▸ Description of the task
Pictures do not belong in the copy; quote every entry below exactly.

==========

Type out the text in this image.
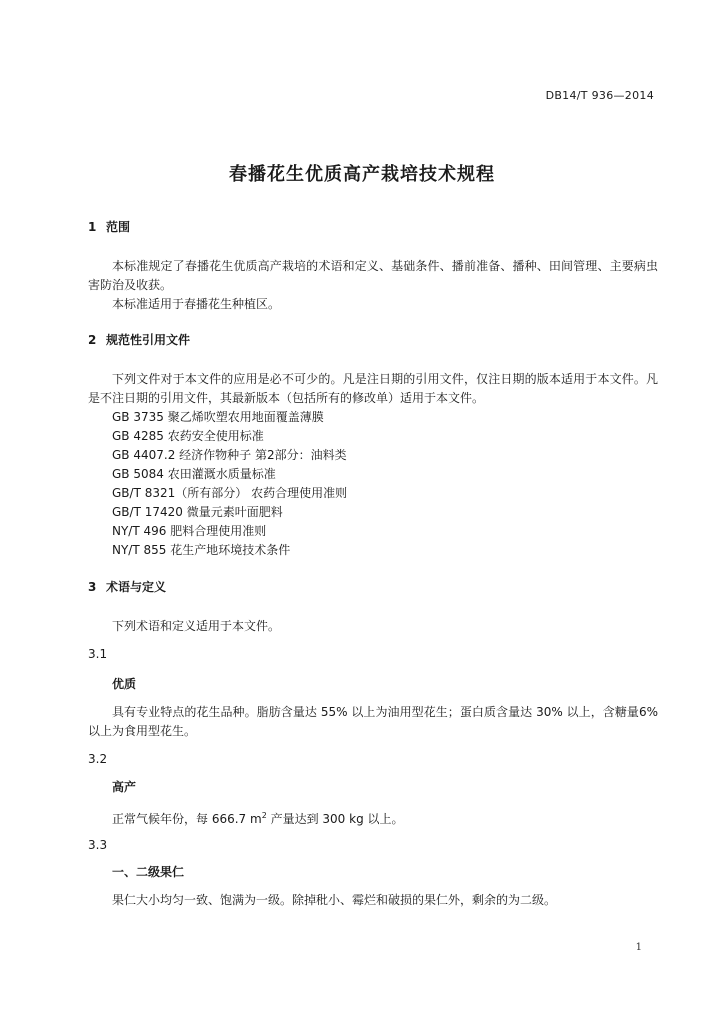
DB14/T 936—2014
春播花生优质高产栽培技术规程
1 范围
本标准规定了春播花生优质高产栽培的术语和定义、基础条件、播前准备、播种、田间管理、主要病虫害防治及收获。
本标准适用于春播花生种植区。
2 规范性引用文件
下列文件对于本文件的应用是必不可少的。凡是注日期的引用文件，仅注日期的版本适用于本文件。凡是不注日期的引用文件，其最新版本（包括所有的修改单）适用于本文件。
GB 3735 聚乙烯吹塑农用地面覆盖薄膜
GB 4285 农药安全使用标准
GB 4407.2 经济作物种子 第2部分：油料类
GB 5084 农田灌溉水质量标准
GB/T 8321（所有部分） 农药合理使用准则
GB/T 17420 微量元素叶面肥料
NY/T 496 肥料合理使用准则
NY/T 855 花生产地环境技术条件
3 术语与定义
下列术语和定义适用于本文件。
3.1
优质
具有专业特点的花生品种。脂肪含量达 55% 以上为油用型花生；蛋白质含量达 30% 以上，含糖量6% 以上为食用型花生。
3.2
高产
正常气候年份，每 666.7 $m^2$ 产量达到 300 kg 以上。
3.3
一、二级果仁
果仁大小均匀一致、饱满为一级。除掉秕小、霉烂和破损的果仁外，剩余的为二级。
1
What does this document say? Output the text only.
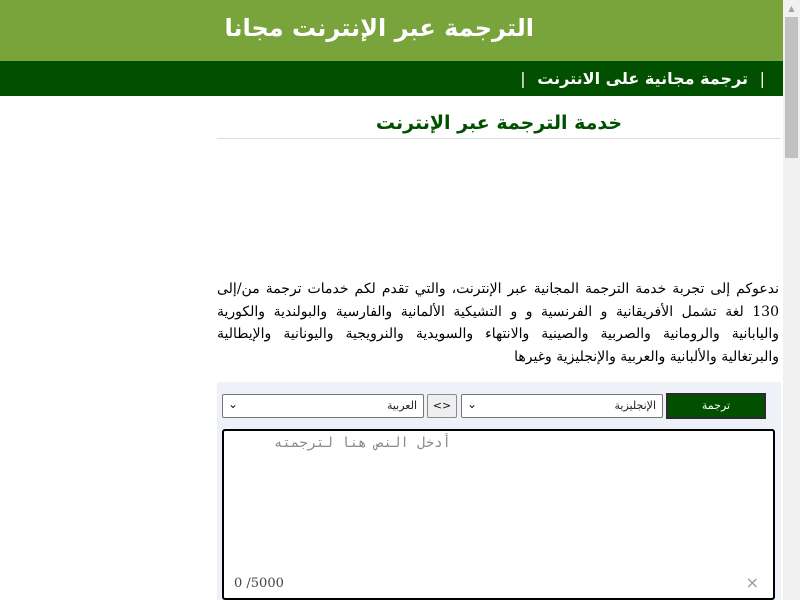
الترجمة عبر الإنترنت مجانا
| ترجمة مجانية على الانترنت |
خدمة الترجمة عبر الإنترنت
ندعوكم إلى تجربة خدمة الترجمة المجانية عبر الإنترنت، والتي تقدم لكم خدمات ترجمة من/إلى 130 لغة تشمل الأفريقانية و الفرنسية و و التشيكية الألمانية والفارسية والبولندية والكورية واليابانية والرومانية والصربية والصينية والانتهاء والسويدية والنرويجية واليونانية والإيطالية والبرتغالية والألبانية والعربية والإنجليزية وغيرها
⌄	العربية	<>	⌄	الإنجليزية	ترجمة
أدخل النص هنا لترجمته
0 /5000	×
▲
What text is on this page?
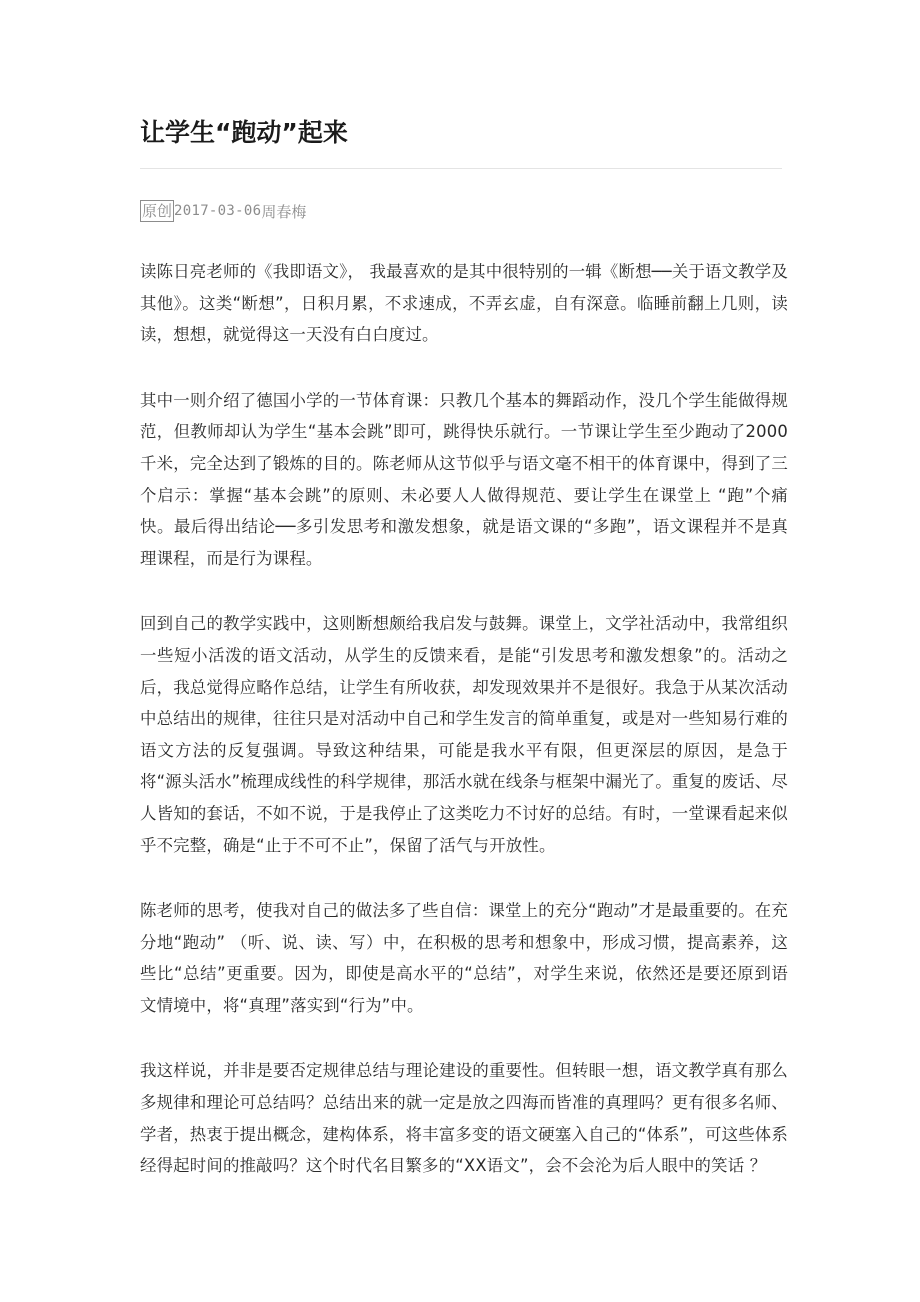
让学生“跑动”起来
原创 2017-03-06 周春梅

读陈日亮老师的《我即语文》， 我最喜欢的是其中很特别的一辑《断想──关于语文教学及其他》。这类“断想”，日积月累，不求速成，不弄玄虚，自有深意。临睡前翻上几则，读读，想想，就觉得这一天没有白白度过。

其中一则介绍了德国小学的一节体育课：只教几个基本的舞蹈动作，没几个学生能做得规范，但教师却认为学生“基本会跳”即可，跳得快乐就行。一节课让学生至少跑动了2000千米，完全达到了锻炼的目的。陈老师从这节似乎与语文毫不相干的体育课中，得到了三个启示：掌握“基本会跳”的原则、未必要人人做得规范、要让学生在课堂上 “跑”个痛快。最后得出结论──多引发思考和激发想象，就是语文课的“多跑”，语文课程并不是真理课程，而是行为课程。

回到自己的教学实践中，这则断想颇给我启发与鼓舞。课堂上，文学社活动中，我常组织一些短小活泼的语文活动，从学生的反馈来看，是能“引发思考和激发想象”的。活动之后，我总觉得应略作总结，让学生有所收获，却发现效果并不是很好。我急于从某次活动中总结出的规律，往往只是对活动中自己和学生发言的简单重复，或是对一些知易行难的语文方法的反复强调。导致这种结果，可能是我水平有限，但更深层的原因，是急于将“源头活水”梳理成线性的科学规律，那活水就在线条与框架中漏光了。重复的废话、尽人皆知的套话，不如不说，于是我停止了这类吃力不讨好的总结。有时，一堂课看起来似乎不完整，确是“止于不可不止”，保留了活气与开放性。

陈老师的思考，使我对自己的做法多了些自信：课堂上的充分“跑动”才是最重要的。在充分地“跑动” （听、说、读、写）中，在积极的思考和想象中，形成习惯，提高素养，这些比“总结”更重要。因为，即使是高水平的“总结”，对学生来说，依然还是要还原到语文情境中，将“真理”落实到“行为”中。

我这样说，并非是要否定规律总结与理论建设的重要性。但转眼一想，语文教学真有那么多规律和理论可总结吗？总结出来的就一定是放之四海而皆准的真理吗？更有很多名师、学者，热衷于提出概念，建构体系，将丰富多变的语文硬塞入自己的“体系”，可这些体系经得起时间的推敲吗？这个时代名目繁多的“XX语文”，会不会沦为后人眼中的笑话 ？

==========

▸ Solved problem
Type out the text in this image.
DB14/T 936—2014
春播花生优质高产栽培技术规程
1 范围
本标准规定了春播花生优质高产栽培的术语和定义、基础条件、播前准备、播种、田间管理、主要病虫害防治及收获。
本标准适用于春播花生种植区。
2 规范性引用文件
下列文件对于本文件的应用是必不可少的。凡是注日期的引用文件，仅注日期的版本适用于本文件。凡是不注日期的引用文件，其最新版本（包括所有的修改单）适用于本文件。
GB 3735 聚乙烯吹塑农用地面覆盖薄膜
GB 4285 农药安全使用标准
GB 4407.2 经济作物种子 第2部分：油料类
GB 5084 农田灌溉水质量标准
GB/T 8321（所有部分） 农药合理使用准则
GB/T 17420 微量元素叶面肥料
NY/T 496 肥料合理使用准则
NY/T 855 花生产地环境技术条件
3 术语与定义
下列术语和定义适用于本文件。
3.1
优质
具有专业特点的花生品种。脂肪含量达 55% 以上为油用型花生；蛋白质含量达 30% 以上，含糖量6% 以上为食用型花生。
3.2
高产
正常气候年份，每 666.7 $m^2$ 产量达到 300 kg 以上。
3.3
一、二级果仁
果仁大小均匀一致、饱满为一级。除掉秕小、霉烂和破损的果仁外，剩余的为二级。
1
What does this document say? Output the text only.
الترجمة عبر الإنترنت مجانا
| ترجمة مجانية على الانترنت |
خدمة الترجمة عبر الإنترنت
ندعوكم إلى تجربة خدمة الترجمة المجانية عبر الإنترنت، والتي تقدم لكم خدمات ترجمة من/إلى 130 لغة تشمل الأفريقانية و الفرنسية و و التشيكية الألمانية والفارسية والبولندية والكورية واليابانية والرومانية والصربية والصينية والانتهاء والسويدية والنرويجية واليونانية والإيطالية والبرتغالية والألبانية والعربية والإنجليزية وغيرها
⌄	العربية	<>	⌄	الإنجليزية	ترجمة
أدخل النص هنا لترجمته
0 /5000	×
▲
What text is on this page?
让学生“跑动”起来
原创 2017-03-06 周春梅

读陈日亮老师的《我即语文》， 我最喜欢的是其中很特别的一辑《断想──关于语文教学及其他》。这类“断想”，日积月累，不求速成，不弄玄虚，自有深意。临睡前翻上几则，读读，想想，就觉得这一天没有白白度过。

其中一则介绍了德国小学的一节体育课：只教几个基本的舞蹈动作，没几个学生能做得规范，但教师却认为学生“基本会跳”即可，跳得快乐就行。一节课让学生至少跑动了2000千米，完全达到了锻炼的目的。陈老师从这节似乎与语文毫不相干的体育课中，得到了三个启示：掌握“基本会跳”的原则、未必要人人做得规范、要让学生在课堂上 “跑”个痛快。最后得出结论──多引发思考和激发想象，就是语文课的“多跑”，语文课程并不是真理课程，而是行为课程。

回到自己的教学实践中，这则断想颇给我启发与鼓舞。课堂上，文学社活动中，我常组织一些短小活泼的语文活动，从学生的反馈来看，是能“引发思考和激发想象”的。活动之后，我总觉得应略作总结，让学生有所收获，却发现效果并不是很好。我急于从某次活动中总结出的规律，往往只是对活动中自己和学生发言的简单重复，或是对一些知易行难的语文方法的反复强调。导致这种结果，可能是我水平有限，但更深层的原因，是急于将“源头活水”梳理成线性的科学规律，那活水就在线条与框架中漏光了。重复的废话、尽人皆知的套话，不如不说，于是我停止了这类吃力不讨好的总结。有时，一堂课看起来似乎不完整，确是“止于不可不止”，保留了活气与开放性。

陈老师的思考，使我对自己的做法多了些自信：课堂上的充分“跑动”才是最重要的。在充分地“跑动” （听、说、读、写）中，在积极的思考和想象中，形成习惯，提高素养，这些比“总结”更重要。因为，即使是高水平的“总结”，对学生来说，依然还是要还原到语文情境中，将“真理”落实到“行为”中。

我这样说，并非是要否定规律总结与理论建设的重要性。但转眼一想，语文教学真有那么多规律和理论可总结吗？总结出来的就一定是放之四海而皆准的真理吗？更有很多名师、学者，热衷于提出概念，建构体系，将丰富多变的语文硬塞入自己的“体系”，可这些体系经得起时间的推敲吗？这个时代名目繁多的“XX语文”，会不会沦为后人眼中的笑话 ？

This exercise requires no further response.